## What is needed
Can you retype every record below exactly as written?

## Records provided

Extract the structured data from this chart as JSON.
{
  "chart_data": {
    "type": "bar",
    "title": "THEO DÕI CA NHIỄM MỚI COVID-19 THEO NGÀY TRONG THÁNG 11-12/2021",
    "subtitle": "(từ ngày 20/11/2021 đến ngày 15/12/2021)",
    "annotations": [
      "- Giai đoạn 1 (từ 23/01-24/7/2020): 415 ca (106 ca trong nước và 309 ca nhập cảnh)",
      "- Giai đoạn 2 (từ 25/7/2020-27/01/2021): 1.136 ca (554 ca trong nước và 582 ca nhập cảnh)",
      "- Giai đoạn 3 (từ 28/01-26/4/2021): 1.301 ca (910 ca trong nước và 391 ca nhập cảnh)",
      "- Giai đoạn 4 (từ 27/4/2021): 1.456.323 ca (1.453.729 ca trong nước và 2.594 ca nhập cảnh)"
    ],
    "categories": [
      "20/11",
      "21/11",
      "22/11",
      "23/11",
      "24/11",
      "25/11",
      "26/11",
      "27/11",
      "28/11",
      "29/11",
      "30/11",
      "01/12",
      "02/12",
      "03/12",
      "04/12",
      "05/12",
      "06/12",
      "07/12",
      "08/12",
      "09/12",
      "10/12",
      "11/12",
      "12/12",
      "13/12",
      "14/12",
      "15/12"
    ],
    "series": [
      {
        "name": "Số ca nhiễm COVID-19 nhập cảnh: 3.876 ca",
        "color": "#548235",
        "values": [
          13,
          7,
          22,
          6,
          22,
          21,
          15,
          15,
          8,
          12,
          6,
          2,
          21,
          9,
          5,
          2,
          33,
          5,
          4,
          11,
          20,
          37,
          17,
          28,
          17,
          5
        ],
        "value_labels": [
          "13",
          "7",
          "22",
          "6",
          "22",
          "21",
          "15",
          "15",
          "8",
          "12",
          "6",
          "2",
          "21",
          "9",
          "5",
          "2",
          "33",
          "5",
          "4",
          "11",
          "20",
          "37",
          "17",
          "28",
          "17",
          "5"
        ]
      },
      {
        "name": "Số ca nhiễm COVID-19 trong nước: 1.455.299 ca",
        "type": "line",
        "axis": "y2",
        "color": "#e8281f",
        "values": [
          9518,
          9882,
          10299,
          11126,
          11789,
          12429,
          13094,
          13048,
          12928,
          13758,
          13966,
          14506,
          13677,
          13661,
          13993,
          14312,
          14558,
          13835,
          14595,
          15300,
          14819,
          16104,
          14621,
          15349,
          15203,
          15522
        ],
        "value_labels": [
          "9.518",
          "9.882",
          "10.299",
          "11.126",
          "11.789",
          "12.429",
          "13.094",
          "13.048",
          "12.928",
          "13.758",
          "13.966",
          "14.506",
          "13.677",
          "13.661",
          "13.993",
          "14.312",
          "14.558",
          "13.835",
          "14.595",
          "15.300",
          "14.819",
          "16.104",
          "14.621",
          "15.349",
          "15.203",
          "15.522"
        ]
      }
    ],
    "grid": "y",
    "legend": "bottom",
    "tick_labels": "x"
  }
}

## Answer for this exercise
Extract the structured data from this chart as JSON.
{
  "chart_data": {
    "type": "bar",
    "title": "THEO DÕI CA NHIỄM MỚI COVID-19 THEO NGÀY TRONG THÁNG 11-12/2021",
    "subtitle": "(từ ngày 20/11/2021 đến ngày 15/12/2021)",
    "annotations": [
      "- Giai đoạn 1 (từ 23/01-24/7/2020): 415 ca (106 ca trong nước và 309 ca nhập cảnh)",
      "- Giai đoạn 2 (từ 25/7/2020-27/01/2021): 1.136 ca (554 ca trong nước và 582 ca nhập cảnh)",
      "- Giai đoạn 3 (từ 28/01-26/4/2021): 1.301 ca (910 ca trong nước và 391 ca nhập cảnh)",
      "- Giai đoạn 4 (từ 27/4/2021): 1.456.323 ca (1.453.729 ca trong nước và 2.594 ca nhập cảnh)"
    ],
    "categories": [
      "20/11",
      "21/11",
      "22/11",
      "23/11",
      "24/11",
      "25/11",
      "26/11",
      "27/11",
      "28/11",
      "29/11",
      "30/11",
      "01/12",
      "02/12",
      "03/12",
      "04/12",
      "05/12",
      "06/12",
      "07/12",
      "08/12",
      "09/12",
      "10/12",
      "11/12",
      "12/12",
      "13/12",
      "14/12",
      "15/12"
    ],
    "series": [
      {
        "name": "Số ca nhiễm COVID-19 nhập cảnh: 3.876 ca",
        "color": "#548235",
        "values": [
          13,
          7,
          22,
          6,
          22,
          21,
          15,
          15,
          8,
          12,
          6,
          2,
          21,
          9,
          5,
          2,
          33,
          5,
          4,
          11,
          20,
          37,
          17,
          28,
          17,
          5
        ],
        "value_labels": [
          "13",
          "7",
          "22",
          "6",
          "22",
          "21",
          "15",
          "15",
          "8",
          "12",
          "6",
          "2",
          "21",
          "9",
          "5",
          "2",
          "33",
          "5",
          "4",
          "11",
          "20",
          "37",
          "17",
          "28",
          "17",
          "5"
        ]
      },
      {
        "name": "Số ca nhiễm COVID-19 trong nước: 1.455.299 ca",
        "type": "line",
        "axis": "y2",
        "color": "#e8281f",
        "values": [
          9518,
          9882,
          10299,
          11126,
          11789,
          12429,
          13094,
          13048,
          12928,
          13758,
          13966,
          14506,
          13677,
          13661,
          13993,
          14312,
          14558,
          13835,
          14595,
          15300,
          14819,
          16104,
          14621,
          15349,
          15203,
          15522
        ],
        "value_labels": [
          "9.518",
          "9.882",
          "10.299",
          "11.126",
          "11.789",
          "12.429",
          "13.094",
          "13.048",
          "12.928",
          "13.758",
          "13.966",
          "14.506",
          "13.677",
          "13.661",
          "13.993",
          "14.312",
          "14.558",
          "13.835",
          "14.595",
          "15.300",
          "14.819",
          "16.104",
          "14.621",
          "15.349",
          "15.203",
          "15.522"
        ]
      }
    ],
    "grid": "y",
    "legend": "bottom",
    "tick_labels": "x"
  }
}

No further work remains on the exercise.